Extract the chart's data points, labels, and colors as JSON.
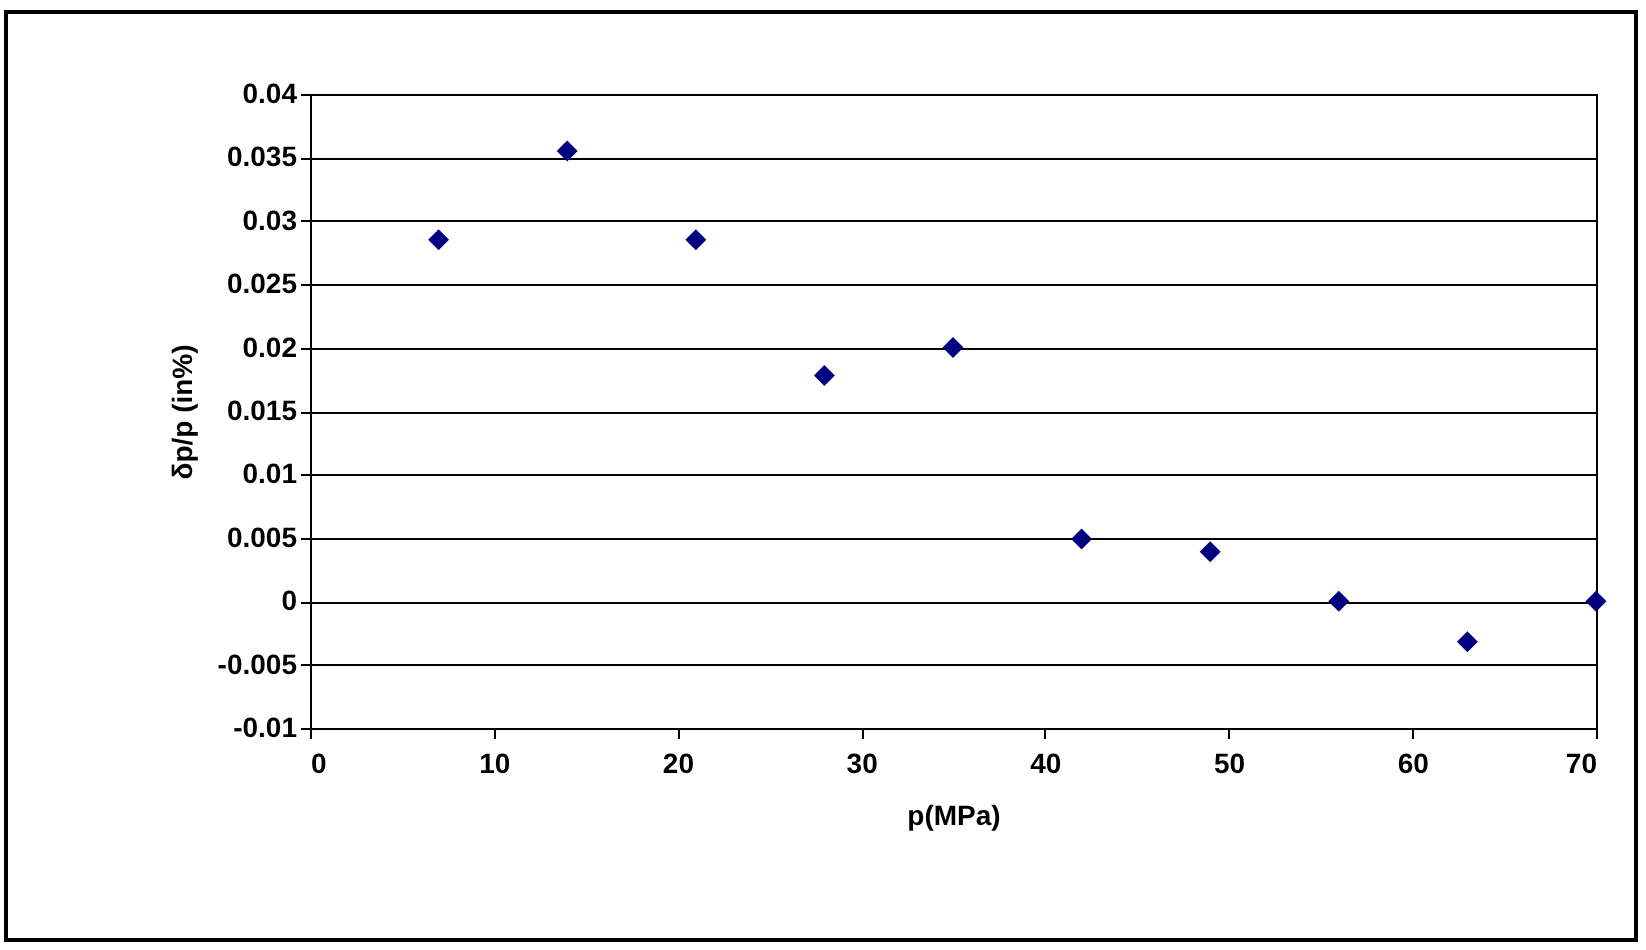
{
  "chart_data": {
    "type": "scatter",
    "xlabel": "p(MPa)",
    "ylabel": "δp/p (in%)",
    "x": [
      7,
      14,
      21,
      28,
      35,
      42,
      49,
      56,
      63,
      70
    ],
    "series": [
      {
        "color": "#000080",
        "values": [
          0.0285,
          0.0355,
          0.0285,
          0.0178,
          0.02,
          0.0049,
          0.0039,
          0,
          -0.0032,
          0
        ]
      }
    ],
    "xlim": [
      0,
      70
    ],
    "xticks": [
      0,
      10,
      20,
      30,
      40,
      50,
      60,
      70
    ],
    "ylim": [
      -0.01,
      0.04
    ],
    "yticks": [
      -0.01,
      -0.005,
      0,
      0.005,
      0.01,
      0.015,
      0.02,
      0.025,
      0.03,
      0.035,
      0.04
    ],
    "grid": "y",
    "marker": "diamond",
    "legend": false
  }
}
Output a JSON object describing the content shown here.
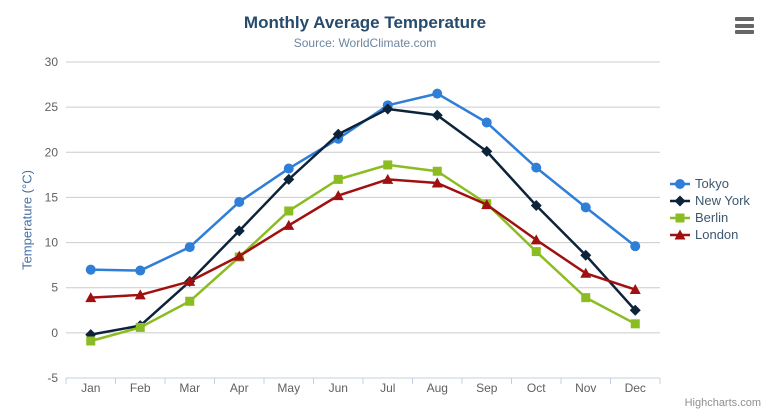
{
  "chart_data": {
    "type": "line",
    "title": "Monthly Average Temperature",
    "subtitle": "Source: WorldClimate.com",
    "xlabel": "",
    "ylabel": "Temperature (°C)",
    "categories": [
      "Jan",
      "Feb",
      "Mar",
      "Apr",
      "May",
      "Jun",
      "Jul",
      "Aug",
      "Sep",
      "Oct",
      "Nov",
      "Dec"
    ],
    "ylim": [
      -5,
      30
    ],
    "ytick_step": 5,
    "grid": true,
    "legend_position": "right",
    "series": [
      {
        "name": "Tokyo",
        "color": "#2f7ed8",
        "marker": "circle",
        "values": [
          7.0,
          6.9,
          9.5,
          14.5,
          18.2,
          21.5,
          25.2,
          26.5,
          23.3,
          18.3,
          13.9,
          9.6
        ]
      },
      {
        "name": "New York",
        "color": "#0d233a",
        "marker": "diamond",
        "values": [
          -0.2,
          0.8,
          5.7,
          11.3,
          17.0,
          22.0,
          24.8,
          24.1,
          20.1,
          14.1,
          8.6,
          2.5
        ]
      },
      {
        "name": "Berlin",
        "color": "#8bbc21",
        "marker": "square",
        "values": [
          -0.9,
          0.6,
          3.5,
          8.4,
          13.5,
          17.0,
          18.6,
          17.9,
          14.3,
          9.0,
          3.9,
          1.0
        ]
      },
      {
        "name": "London",
        "color": "#a01010",
        "marker": "triangle",
        "values": [
          3.9,
          4.2,
          5.7,
          8.5,
          11.9,
          15.2,
          17.0,
          16.6,
          14.2,
          10.3,
          6.6,
          4.8
        ]
      }
    ],
    "colors": {
      "grid_line": "#cccccc",
      "axis_line": "#c0d0e0",
      "tick_label": "#606060",
      "title": "#274b6d",
      "subtitle": "#6d869f",
      "legend_text": "#3e576f",
      "y_axis_title": "#4572a7"
    },
    "credits": "Highcharts.com"
  },
  "menu": {
    "context_button": "chart-context-menu"
  }
}
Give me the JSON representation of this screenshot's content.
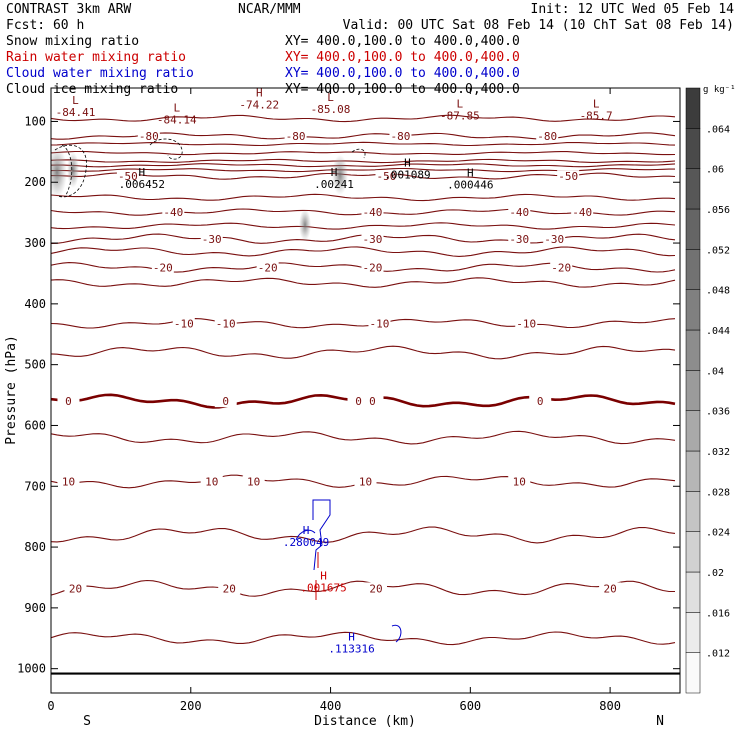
{
  "header": {
    "title_left": "CONTRAST  3km ARW",
    "title_center": "NCAR/MMM",
    "init": "Init: 12 UTC Wed 05 Feb 14",
    "fcst": "Fcst:    60 h",
    "valid": "Valid: 00 UTC Sat 08 Feb 14 (10 ChT Sat 08 Feb 14)"
  },
  "legend": [
    {
      "label": "Snow mixing ratio",
      "xy": "XY= 400.0,100.0 to 400.0,400.0",
      "color": "#000000"
    },
    {
      "label": "Rain water mixing ratio",
      "xy": "XY= 400.0,100.0 to 400.0,400.0",
      "color": "#cc0000"
    },
    {
      "label": "Cloud water mixing ratio",
      "xy": "XY= 400.0,100.0 to 400.0,400.0",
      "color": "#0000cc"
    },
    {
      "label": "Cloud ice mixing ratio",
      "xy": "XY= 400.0,100.0 to 400.0,400.0",
      "color": "#000000"
    }
  ],
  "colors": {
    "contour": "#7a1010",
    "zero_line": "#7a0000",
    "cloud_water": "#0000cc",
    "rain": "#cc0000",
    "ground": "#000000"
  },
  "chart_data": {
    "type": "cross-section",
    "xlabel": "Distance (km)",
    "ylabel": "Pressure (hPa)",
    "xlim": [
      0,
      900
    ],
    "ylim": [
      1040,
      45
    ],
    "x_ticks": [
      0,
      200,
      400,
      600,
      800
    ],
    "y_ticks": [
      100,
      200,
      300,
      400,
      500,
      600,
      700,
      800,
      900,
      1000
    ],
    "left_end_label": "S",
    "right_end_label": "N",
    "colorbar": {
      "units": "g kg⁻¹",
      "levels": [
        ".012",
        ".016",
        ".02",
        ".024",
        ".028",
        ".032",
        ".036",
        ".04",
        ".044",
        ".048",
        ".052",
        ".056",
        ".06",
        ".064"
      ]
    },
    "temperature_contours": [
      {
        "value": -85,
        "p": 95,
        "wave": 2,
        "labels": []
      },
      {
        "value": -80,
        "p": 124,
        "wave": 2,
        "labels": [
          {
            "x": 140,
            "t": "-80"
          },
          {
            "x": 350,
            "t": "-80"
          },
          {
            "x": 500,
            "t": "-80"
          },
          {
            "x": 710,
            "t": "-80"
          }
        ]
      },
      {
        "value": -75,
        "p": 137,
        "wave": 1,
        "labels": []
      },
      {
        "value": -70,
        "p": 152,
        "wave": 1,
        "labels": []
      },
      {
        "value": -65,
        "p": 165,
        "wave": 1,
        "labels": []
      },
      {
        "value": -60,
        "p": 172,
        "wave": 1,
        "labels": []
      },
      {
        "value": -55,
        "p": 180,
        "wave": 1,
        "labels": []
      },
      {
        "value": -50,
        "p": 190,
        "wave": 2,
        "labels": [
          {
            "x": 110,
            "t": "-50"
          },
          {
            "x": 480,
            "t": "-50"
          },
          {
            "x": 740,
            "t": "-50"
          }
        ]
      },
      {
        "value": -45,
        "p": 225,
        "wave": 2,
        "labels": []
      },
      {
        "value": -40,
        "p": 249,
        "wave": 2,
        "labels": [
          {
            "x": 175,
            "t": "-40"
          },
          {
            "x": 460,
            "t": "-40"
          },
          {
            "x": 670,
            "t": "-40"
          },
          {
            "x": 760,
            "t": "-40"
          }
        ]
      },
      {
        "value": -35,
        "p": 272,
        "wave": 2,
        "labels": []
      },
      {
        "value": -30,
        "p": 293,
        "wave": 3,
        "labels": [
          {
            "x": 230,
            "t": "-30"
          },
          {
            "x": 460,
            "t": "-30"
          },
          {
            "x": 670,
            "t": "-30"
          },
          {
            "x": 720,
            "t": "-30"
          }
        ]
      },
      {
        "value": -25,
        "p": 314,
        "wave": 3,
        "labels": []
      },
      {
        "value": -20,
        "p": 340,
        "wave": 3,
        "labels": [
          {
            "x": 160,
            "t": "-20"
          },
          {
            "x": 310,
            "t": "-20"
          },
          {
            "x": 460,
            "t": "-20"
          },
          {
            "x": 730,
            "t": "-20"
          }
        ]
      },
      {
        "value": -15,
        "p": 365,
        "wave": 3,
        "labels": []
      },
      {
        "value": -10,
        "p": 432,
        "wave": 3,
        "labels": [
          {
            "x": 190,
            "t": "-10"
          },
          {
            "x": 250,
            "t": "-10"
          },
          {
            "x": 470,
            "t": "-10"
          },
          {
            "x": 680,
            "t": "-10"
          }
        ]
      },
      {
        "value": -5,
        "p": 480,
        "wave": 4,
        "labels": []
      },
      {
        "value": 0,
        "p": 560,
        "wave": 4,
        "thick": true,
        "labels": [
          {
            "x": 25,
            "t": "0"
          },
          {
            "x": 250,
            "t": "0"
          },
          {
            "x": 440,
            "t": "0"
          },
          {
            "x": 460,
            "t": "0"
          },
          {
            "x": 700,
            "t": "0"
          }
        ]
      },
      {
        "value": 5,
        "p": 620,
        "wave": 4,
        "labels": []
      },
      {
        "value": 10,
        "p": 692,
        "wave": 4,
        "labels": [
          {
            "x": 25,
            "t": "10"
          },
          {
            "x": 230,
            "t": "10"
          },
          {
            "x": 290,
            "t": "10"
          },
          {
            "x": 450,
            "t": "10"
          },
          {
            "x": 670,
            "t": "10"
          }
        ]
      },
      {
        "value": 15,
        "p": 780,
        "wave": 5,
        "labels": []
      },
      {
        "value": 20,
        "p": 868,
        "wave": 5,
        "labels": [
          {
            "x": 35,
            "t": "20"
          },
          {
            "x": 255,
            "t": "20"
          },
          {
            "x": 465,
            "t": "20"
          },
          {
            "x": 800,
            "t": "20"
          }
        ]
      },
      {
        "value": 25,
        "p": 950,
        "wave": 4,
        "labels": []
      }
    ],
    "ground_pressure": 1008,
    "extrema": [
      {
        "x": 35,
        "p": 75,
        "mark": "L",
        "value": "-84.41",
        "color": "#7a1010"
      },
      {
        "x": 180,
        "p": 87,
        "mark": "L",
        "value": "-84.14",
        "color": "#7a1010"
      },
      {
        "x": 298,
        "p": 62,
        "mark": "H",
        "value": "-74.22",
        "color": "#7a1010"
      },
      {
        "x": 400,
        "p": 70,
        "mark": "L",
        "value": "-85.08",
        "color": "#7a1010"
      },
      {
        "x": 585,
        "p": 80,
        "mark": "L",
        "value": "-87.85",
        "color": "#7a1010"
      },
      {
        "x": 780,
        "p": 80,
        "mark": "L",
        "value": "-85.7",
        "color": "#7a1010"
      },
      {
        "x": 130,
        "p": 193,
        "mark": "H",
        "value": ".006452",
        "color": "#000000"
      },
      {
        "x": 405,
        "p": 193,
        "mark": "H",
        "value": ".00241",
        "color": "#000000"
      },
      {
        "x": 510,
        "p": 177,
        "mark": "H",
        "value": ".001089",
        "color": "#000000"
      },
      {
        "x": 600,
        "p": 194,
        "mark": "H",
        "value": ".000446",
        "color": "#000000"
      },
      {
        "x": 365,
        "p": 782,
        "mark": "H",
        "value": ".280049",
        "color": "#0000cc"
      },
      {
        "x": 390,
        "p": 857,
        "mark": "H",
        "value": ".001675",
        "color": "#cc0000"
      },
      {
        "x": 430,
        "p": 957,
        "mark": "H",
        "value": ".113316",
        "color": "#0000cc"
      }
    ]
  }
}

WHAT TO WORK ON - Select and copy every line from the records that includes the word "subtitle".

RESPONSE FOR THIS EXERCISE -
    "subtitle": "Source: WorldClimate.com",
      "subtitle": "#6d869f",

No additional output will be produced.